→ **What the task asks**: In the records below, find the line containing "What data populates this chart?"; copy exactly that line and all lines after it to the end, and nothing else.

→ **Figure collection entries**:
▼

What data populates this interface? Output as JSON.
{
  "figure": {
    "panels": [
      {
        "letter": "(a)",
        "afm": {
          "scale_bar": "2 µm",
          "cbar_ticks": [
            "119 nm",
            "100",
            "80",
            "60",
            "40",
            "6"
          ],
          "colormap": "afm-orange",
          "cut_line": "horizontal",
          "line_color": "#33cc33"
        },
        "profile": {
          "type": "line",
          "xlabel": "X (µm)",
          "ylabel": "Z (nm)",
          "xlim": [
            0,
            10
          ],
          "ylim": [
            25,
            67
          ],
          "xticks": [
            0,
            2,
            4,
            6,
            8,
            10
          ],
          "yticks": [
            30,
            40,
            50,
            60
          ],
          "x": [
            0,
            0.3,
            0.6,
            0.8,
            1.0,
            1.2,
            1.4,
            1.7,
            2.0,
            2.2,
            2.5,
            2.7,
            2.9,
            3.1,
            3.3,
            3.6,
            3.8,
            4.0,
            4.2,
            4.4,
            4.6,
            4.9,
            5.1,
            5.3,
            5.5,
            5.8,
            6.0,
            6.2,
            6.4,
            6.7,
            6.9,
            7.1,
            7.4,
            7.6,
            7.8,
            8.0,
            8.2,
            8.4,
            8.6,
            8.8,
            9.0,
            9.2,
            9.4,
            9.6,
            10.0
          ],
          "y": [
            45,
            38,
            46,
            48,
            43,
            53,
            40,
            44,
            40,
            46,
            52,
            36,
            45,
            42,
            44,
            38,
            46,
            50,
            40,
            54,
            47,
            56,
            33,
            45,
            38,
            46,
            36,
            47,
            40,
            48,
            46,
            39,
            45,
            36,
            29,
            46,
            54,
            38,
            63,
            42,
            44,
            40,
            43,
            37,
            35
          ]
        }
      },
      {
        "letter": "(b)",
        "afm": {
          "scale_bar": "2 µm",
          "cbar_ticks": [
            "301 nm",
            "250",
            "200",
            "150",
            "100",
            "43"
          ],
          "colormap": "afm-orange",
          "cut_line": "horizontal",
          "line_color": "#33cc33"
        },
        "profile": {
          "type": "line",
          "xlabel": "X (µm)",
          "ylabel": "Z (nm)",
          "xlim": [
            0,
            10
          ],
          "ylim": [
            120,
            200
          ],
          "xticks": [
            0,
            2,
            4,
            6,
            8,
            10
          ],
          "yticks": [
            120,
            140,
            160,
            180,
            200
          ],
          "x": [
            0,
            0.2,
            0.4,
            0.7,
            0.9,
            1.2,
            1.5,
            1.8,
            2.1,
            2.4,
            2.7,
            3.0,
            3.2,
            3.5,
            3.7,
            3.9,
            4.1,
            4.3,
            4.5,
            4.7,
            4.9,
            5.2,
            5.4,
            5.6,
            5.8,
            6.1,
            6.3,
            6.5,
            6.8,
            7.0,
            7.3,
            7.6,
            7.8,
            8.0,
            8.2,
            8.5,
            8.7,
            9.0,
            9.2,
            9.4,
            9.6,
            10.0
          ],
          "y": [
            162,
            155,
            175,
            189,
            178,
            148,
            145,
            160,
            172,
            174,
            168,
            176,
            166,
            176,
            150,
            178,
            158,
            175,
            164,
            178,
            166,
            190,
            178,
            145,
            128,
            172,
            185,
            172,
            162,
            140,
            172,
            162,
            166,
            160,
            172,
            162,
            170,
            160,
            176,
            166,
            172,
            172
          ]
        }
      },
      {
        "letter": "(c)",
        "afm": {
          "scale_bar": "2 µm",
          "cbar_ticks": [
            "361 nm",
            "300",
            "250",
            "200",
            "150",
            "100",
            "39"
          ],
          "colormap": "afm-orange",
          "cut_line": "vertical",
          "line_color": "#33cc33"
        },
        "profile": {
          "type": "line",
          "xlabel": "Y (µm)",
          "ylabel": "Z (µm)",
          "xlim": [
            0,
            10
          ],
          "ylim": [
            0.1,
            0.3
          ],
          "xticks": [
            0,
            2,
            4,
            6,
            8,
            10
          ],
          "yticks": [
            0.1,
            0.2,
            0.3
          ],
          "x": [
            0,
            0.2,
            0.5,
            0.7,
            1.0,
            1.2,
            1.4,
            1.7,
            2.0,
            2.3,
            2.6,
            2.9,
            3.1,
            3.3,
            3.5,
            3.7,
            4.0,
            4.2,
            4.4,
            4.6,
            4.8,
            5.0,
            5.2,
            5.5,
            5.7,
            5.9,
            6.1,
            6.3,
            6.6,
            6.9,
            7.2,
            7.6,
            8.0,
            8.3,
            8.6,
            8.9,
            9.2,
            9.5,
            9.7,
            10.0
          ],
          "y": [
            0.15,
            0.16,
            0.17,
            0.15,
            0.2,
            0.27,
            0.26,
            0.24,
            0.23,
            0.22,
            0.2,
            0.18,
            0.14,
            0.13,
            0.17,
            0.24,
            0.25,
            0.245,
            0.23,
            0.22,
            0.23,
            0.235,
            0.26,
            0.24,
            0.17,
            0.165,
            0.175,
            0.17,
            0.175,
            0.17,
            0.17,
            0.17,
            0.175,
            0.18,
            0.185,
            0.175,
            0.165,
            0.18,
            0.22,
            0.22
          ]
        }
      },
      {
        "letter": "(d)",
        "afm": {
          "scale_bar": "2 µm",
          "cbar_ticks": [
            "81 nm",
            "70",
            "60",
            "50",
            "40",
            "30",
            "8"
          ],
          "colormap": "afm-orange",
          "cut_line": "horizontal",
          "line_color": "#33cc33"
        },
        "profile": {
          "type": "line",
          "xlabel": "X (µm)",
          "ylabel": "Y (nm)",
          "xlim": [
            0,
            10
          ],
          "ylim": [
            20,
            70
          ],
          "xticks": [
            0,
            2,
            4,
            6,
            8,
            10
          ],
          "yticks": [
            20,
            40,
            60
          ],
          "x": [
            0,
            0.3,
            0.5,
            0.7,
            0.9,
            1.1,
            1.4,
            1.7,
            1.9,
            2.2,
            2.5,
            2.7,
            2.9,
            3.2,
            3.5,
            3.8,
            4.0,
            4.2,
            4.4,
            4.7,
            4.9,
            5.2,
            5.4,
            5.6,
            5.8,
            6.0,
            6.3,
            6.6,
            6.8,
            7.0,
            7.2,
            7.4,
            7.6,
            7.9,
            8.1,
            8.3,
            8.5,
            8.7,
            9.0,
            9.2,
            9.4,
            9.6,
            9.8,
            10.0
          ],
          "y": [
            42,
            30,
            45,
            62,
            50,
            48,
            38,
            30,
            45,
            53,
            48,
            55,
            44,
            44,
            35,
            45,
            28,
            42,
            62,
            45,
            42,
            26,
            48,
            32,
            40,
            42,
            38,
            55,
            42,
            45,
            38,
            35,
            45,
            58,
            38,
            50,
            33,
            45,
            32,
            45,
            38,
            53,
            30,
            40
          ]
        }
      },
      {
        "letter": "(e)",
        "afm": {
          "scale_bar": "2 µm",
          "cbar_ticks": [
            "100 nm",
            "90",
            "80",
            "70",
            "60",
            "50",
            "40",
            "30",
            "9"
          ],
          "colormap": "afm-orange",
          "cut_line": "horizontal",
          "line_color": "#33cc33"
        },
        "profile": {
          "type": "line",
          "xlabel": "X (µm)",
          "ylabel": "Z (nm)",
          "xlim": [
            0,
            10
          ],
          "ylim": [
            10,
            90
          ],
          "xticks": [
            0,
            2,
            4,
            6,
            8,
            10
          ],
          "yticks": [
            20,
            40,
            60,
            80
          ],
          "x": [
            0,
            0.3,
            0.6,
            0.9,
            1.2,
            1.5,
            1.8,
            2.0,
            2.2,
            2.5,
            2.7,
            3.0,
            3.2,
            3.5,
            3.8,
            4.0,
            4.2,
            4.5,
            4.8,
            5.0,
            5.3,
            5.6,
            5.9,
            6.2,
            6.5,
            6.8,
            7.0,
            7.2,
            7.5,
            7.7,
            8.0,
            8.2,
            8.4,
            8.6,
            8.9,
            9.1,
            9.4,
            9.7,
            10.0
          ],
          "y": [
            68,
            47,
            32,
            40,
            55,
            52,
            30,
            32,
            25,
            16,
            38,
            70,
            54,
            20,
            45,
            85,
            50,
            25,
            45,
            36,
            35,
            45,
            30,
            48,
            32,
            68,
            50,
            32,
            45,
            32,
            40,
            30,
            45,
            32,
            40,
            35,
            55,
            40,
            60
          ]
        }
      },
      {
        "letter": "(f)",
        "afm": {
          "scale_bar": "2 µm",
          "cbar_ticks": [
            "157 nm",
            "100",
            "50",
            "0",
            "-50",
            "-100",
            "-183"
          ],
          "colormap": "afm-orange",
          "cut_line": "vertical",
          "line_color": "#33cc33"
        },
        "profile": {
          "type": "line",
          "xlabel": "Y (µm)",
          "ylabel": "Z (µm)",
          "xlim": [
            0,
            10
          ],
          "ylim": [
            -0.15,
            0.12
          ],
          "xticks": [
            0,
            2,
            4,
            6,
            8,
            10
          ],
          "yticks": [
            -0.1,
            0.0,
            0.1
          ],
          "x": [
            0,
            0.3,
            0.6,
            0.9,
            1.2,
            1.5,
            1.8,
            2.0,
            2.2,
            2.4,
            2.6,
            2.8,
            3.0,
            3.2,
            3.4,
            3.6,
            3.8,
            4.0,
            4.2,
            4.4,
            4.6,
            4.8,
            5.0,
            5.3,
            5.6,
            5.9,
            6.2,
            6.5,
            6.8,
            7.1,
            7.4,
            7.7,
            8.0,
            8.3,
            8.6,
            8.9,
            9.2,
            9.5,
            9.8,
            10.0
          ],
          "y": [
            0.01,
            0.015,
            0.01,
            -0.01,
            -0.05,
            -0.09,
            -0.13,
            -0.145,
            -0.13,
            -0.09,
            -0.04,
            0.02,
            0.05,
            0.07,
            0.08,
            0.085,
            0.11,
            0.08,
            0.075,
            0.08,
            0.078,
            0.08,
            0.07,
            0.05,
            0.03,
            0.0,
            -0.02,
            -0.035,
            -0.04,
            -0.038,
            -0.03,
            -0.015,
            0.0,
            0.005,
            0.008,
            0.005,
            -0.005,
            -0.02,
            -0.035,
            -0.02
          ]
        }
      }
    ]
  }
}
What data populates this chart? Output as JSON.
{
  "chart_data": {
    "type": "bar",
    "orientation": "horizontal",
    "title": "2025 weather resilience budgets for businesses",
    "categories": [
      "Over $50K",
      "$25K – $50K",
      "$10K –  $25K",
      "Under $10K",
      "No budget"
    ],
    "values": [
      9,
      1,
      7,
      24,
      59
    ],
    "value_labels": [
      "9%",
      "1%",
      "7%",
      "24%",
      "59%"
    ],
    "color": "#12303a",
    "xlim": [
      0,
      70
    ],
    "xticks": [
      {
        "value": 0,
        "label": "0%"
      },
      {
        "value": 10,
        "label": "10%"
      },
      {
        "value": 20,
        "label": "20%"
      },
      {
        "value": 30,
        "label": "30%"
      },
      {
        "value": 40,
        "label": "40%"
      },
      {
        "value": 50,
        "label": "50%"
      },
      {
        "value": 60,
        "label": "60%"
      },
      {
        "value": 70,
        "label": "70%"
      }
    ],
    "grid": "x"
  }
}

▲

→ **Exercise answer**:
What data populates this chart? Output as JSON.
{
  "chart_data": {
    "type": "bar",
    "orientation": "horizontal",
    "title": "2025 weather resilience budgets for businesses",
    "categories": [
      "Over $50K",
      "$25K – $50K",
      "$10K –  $25K",
      "Under $10K",
      "No budget"
    ],
    "values": [
      9,
      1,
      7,
      24,
      59
    ],
    "value_labels": [
      "9%",
      "1%",
      "7%",
      "24%",
      "59%"
    ],
    "color": "#12303a",
    "xlim": [
      0,
      70
    ],
    "xticks": [
      {
        "value": 0,
        "label": "0%"
      },
      {
        "value": 10,
        "label": "10%"
      },
      {
        "value": 20,
        "label": "20%"
      },
      {
        "value": 30,
        "label": "30%"
      },
      {
        "value": 40,
        "label": "40%"
      },
      {
        "value": 50,
        "label": "50%"
      },
      {
        "value": 60,
        "label": "60%"
      },
      {
        "value": 70,
        "label": "70%"
      }
    ],
    "grid": "x"
  }
}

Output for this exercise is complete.